PROMPT: Among the entries below, count the lines that contain the word "keyboard". Write down only the total.
* Start RECORDED DATA *
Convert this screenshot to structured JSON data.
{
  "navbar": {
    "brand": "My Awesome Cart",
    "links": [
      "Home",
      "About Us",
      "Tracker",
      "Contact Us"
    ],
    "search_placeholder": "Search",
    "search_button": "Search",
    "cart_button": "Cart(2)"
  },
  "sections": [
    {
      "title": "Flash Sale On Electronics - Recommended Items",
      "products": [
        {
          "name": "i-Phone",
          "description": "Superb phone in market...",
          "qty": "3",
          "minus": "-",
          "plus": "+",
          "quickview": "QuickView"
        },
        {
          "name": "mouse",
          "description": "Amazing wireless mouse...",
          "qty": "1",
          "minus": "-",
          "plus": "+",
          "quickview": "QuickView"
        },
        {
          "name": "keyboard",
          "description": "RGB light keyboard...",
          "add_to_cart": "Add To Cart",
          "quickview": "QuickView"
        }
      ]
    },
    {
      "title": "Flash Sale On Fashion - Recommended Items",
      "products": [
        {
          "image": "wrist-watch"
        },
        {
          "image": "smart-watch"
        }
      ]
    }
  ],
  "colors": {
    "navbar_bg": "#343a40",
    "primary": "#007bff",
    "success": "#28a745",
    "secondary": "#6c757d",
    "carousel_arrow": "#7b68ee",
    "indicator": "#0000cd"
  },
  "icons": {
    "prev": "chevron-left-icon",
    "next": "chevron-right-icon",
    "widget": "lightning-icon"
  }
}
* End RECORDED DATA *
OUTPUT OF THE TASK: 2